TASK: Within the entries below, find the portion that opens with the line containing "Output the underlying" and closes with the line containing "Parse this screenshot: output". Retype that portion exactly and only.

Dataset records
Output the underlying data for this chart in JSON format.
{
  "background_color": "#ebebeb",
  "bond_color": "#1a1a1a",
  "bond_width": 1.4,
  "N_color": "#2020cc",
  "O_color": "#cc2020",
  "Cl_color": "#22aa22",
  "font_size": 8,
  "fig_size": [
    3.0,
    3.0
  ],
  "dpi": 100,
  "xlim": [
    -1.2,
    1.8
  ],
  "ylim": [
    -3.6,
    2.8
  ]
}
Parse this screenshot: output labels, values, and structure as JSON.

--

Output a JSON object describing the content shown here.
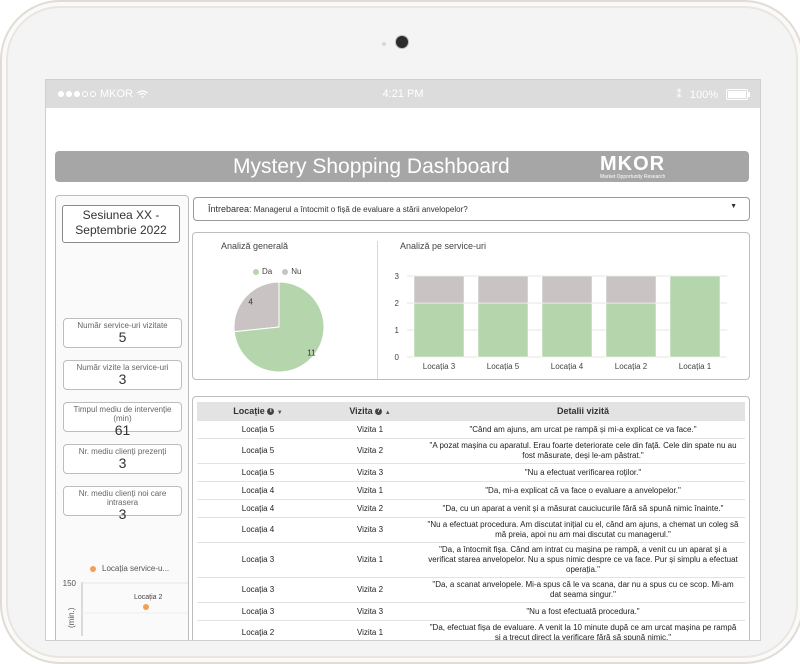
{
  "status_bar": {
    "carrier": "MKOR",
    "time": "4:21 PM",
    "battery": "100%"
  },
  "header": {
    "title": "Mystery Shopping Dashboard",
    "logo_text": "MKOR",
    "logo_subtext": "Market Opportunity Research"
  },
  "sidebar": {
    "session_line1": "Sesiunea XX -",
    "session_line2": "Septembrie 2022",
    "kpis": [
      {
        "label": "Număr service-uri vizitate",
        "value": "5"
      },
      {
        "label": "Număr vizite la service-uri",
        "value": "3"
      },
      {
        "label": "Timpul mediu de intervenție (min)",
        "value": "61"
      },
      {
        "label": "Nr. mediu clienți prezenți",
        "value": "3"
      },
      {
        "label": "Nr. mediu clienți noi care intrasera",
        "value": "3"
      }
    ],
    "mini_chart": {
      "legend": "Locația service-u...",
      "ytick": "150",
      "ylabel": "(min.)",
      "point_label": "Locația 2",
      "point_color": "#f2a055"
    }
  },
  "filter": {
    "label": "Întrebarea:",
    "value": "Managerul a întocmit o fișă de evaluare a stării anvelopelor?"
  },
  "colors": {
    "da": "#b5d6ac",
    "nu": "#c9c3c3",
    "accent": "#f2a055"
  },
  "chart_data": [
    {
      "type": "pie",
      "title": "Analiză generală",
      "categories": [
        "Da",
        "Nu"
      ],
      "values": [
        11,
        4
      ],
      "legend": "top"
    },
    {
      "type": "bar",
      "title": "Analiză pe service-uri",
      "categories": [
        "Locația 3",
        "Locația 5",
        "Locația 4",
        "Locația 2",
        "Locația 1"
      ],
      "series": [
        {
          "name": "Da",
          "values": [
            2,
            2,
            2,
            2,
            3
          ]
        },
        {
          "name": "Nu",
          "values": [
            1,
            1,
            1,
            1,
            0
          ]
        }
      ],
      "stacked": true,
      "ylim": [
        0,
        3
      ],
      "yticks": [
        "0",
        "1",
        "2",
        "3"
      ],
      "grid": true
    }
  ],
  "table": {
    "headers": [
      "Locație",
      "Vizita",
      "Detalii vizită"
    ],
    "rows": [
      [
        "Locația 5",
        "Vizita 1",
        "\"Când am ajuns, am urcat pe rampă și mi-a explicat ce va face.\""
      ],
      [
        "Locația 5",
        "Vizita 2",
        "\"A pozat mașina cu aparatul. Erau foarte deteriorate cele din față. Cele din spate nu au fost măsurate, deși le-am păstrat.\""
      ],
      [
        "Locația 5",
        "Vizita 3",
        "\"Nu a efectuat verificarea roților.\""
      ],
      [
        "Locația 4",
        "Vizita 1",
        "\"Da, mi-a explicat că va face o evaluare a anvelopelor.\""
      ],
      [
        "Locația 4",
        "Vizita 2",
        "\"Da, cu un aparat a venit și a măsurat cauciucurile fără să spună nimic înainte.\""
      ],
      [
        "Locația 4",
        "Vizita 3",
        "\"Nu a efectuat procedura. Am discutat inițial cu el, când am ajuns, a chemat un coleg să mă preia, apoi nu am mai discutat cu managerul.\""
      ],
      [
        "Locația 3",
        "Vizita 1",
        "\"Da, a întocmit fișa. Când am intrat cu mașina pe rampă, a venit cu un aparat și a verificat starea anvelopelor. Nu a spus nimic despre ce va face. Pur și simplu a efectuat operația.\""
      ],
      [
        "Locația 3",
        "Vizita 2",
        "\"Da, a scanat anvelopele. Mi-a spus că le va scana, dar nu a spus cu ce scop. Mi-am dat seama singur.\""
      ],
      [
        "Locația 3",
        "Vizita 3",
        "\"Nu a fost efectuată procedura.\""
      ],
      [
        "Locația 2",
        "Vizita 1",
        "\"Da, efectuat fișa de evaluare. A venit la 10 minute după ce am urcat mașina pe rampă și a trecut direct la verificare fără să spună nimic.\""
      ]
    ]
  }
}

...

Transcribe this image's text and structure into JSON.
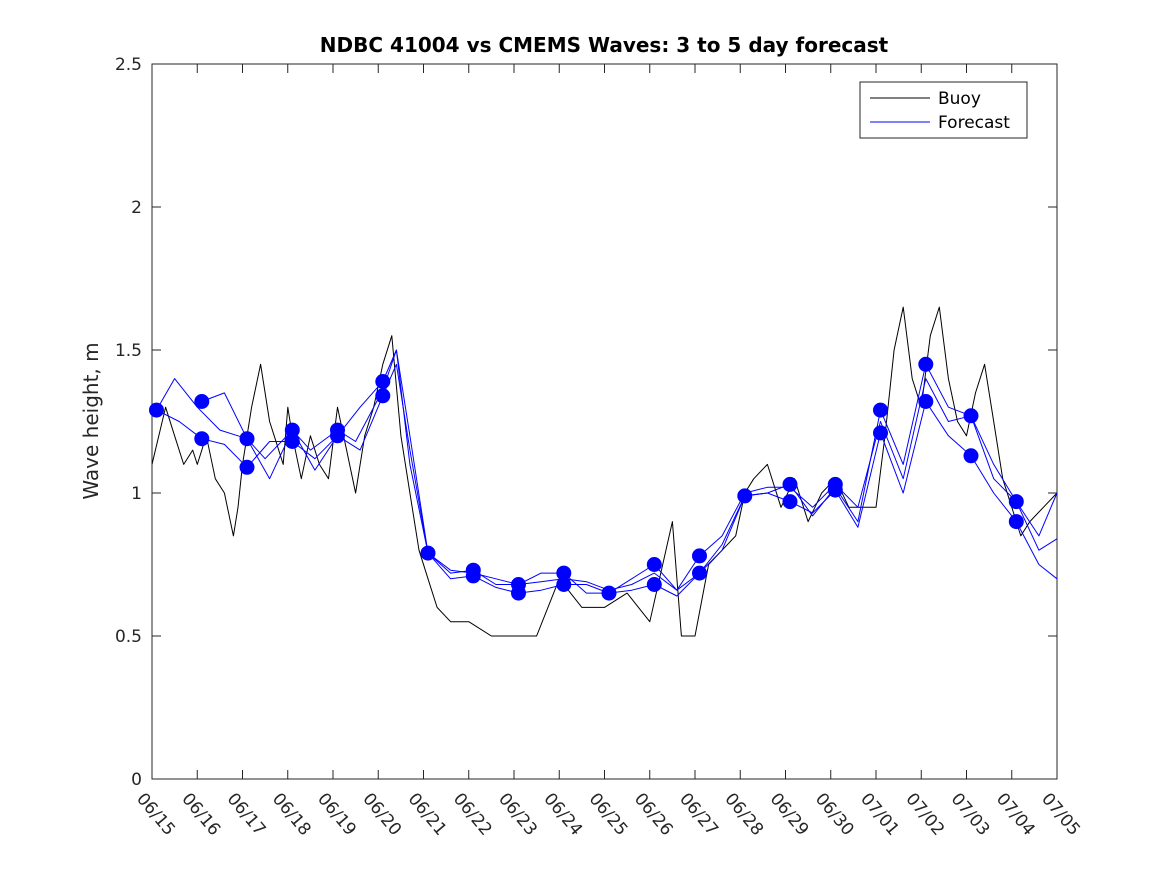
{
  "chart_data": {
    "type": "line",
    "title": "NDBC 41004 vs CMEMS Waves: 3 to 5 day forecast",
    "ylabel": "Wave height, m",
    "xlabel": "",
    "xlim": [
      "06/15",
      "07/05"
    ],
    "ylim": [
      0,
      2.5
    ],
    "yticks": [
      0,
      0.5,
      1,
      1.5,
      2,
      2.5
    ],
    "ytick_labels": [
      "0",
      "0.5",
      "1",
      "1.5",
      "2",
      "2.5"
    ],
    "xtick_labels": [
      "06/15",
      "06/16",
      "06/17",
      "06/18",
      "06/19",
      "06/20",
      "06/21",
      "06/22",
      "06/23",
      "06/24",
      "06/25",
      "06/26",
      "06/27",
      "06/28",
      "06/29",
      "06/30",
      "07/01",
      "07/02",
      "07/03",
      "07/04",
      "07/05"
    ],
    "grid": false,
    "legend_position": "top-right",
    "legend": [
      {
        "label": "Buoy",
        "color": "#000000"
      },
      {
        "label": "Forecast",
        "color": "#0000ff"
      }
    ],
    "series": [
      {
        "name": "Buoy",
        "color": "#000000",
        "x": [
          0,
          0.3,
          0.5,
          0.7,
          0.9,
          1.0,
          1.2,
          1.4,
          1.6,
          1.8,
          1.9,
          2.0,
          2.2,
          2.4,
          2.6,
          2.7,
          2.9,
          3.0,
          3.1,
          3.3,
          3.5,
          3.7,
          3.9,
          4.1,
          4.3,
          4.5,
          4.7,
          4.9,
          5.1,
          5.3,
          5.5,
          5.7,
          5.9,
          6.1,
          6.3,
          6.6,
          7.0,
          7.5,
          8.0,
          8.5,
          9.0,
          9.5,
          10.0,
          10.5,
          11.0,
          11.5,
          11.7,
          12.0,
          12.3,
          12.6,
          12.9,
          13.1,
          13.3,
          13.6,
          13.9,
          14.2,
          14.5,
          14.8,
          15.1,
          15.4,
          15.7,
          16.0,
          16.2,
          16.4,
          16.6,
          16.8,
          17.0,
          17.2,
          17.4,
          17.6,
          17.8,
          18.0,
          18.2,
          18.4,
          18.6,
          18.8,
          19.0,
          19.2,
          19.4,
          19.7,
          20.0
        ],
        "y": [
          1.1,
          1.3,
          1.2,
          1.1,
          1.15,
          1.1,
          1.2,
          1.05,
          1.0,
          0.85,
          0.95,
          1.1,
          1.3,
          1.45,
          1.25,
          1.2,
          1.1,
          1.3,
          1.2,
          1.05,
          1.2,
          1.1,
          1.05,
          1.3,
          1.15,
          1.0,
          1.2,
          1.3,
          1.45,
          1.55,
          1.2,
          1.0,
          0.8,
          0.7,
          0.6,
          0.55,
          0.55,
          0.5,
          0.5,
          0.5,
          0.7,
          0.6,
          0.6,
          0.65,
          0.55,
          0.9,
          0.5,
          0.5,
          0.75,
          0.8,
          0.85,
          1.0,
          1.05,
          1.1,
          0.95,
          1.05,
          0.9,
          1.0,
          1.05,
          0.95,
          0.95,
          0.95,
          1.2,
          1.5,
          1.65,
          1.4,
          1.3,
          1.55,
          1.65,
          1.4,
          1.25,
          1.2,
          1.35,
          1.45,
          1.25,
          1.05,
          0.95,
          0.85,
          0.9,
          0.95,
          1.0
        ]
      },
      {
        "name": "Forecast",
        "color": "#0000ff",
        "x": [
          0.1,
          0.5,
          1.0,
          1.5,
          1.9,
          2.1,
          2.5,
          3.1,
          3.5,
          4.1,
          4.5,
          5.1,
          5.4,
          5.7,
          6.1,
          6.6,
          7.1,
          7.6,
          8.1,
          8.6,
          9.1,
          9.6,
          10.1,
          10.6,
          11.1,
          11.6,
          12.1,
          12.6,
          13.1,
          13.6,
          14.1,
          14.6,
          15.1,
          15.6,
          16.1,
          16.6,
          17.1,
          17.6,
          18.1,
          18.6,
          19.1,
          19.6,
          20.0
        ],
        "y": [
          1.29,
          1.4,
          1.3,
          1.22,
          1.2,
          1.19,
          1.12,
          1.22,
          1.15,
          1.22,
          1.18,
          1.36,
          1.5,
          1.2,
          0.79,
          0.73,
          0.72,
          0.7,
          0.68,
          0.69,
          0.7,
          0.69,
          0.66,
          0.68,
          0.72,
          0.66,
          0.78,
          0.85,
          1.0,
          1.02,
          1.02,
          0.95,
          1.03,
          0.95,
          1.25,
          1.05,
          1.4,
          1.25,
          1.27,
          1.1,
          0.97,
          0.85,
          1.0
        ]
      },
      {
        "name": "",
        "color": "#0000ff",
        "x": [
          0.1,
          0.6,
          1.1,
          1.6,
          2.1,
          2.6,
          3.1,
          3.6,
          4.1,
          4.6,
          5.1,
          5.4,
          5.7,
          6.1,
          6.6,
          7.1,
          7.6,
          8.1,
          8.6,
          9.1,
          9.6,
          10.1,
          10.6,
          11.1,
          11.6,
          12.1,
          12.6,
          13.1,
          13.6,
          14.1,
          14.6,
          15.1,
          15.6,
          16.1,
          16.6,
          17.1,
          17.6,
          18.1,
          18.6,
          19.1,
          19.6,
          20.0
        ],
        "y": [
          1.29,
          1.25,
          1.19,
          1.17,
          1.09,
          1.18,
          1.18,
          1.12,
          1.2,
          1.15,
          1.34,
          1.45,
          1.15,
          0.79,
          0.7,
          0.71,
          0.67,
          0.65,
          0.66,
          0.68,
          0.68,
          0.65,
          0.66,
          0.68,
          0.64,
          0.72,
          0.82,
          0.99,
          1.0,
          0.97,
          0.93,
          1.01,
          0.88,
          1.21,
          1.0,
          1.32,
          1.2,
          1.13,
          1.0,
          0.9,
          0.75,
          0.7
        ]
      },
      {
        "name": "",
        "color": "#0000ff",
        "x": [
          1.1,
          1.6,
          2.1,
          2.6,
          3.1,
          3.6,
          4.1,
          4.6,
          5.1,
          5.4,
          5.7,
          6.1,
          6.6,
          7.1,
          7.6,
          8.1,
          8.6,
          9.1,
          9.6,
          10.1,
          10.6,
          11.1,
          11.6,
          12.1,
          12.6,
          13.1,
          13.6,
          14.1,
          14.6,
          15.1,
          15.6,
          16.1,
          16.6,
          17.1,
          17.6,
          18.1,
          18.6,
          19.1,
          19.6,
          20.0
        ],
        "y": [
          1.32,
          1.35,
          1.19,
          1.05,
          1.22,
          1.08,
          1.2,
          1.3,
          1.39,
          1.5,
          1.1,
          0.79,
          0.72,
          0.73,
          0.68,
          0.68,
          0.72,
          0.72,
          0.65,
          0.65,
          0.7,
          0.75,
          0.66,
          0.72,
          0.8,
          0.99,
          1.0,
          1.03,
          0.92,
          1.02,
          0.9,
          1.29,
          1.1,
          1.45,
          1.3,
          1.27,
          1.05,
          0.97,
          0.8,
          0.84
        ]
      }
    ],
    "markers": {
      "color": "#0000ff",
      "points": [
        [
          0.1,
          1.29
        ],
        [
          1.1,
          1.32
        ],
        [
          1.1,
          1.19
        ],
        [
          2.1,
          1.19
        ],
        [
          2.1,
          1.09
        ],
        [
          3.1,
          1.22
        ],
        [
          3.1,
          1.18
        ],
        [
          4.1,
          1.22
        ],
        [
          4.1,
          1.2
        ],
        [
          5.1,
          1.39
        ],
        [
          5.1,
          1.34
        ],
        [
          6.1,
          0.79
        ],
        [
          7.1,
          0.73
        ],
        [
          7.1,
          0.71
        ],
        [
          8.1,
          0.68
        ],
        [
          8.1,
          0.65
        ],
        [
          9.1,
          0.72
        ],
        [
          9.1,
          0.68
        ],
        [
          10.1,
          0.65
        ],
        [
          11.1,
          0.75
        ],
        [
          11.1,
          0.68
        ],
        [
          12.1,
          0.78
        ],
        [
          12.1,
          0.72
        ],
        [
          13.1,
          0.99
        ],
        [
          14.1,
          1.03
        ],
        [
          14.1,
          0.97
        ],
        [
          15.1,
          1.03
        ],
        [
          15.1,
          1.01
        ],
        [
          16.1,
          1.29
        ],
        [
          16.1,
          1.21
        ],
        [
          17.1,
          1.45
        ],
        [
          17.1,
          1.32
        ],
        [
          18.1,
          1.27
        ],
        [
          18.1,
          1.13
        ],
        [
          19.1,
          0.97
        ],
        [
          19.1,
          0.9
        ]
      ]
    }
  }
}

RESPONSE:
Output the underlying data for this chart in JSON format.
{
  "background_color": "#ebebeb",
  "bond_color": "#1a1a1a",
  "bond_width": 1.4,
  "N_color": "#2020cc",
  "O_color": "#cc2020",
  "Cl_color": "#22aa22",
  "font_size": 8,
  "fig_size": [
    3.0,
    3.0
  ],
  "dpi": 100,
  "xlim": [
    -1.2,
    1.8
  ],
  "ylim": [
    -3.6,
    2.8
  ]
}
Parse this screenshot: output labels, values, and structure as JSON.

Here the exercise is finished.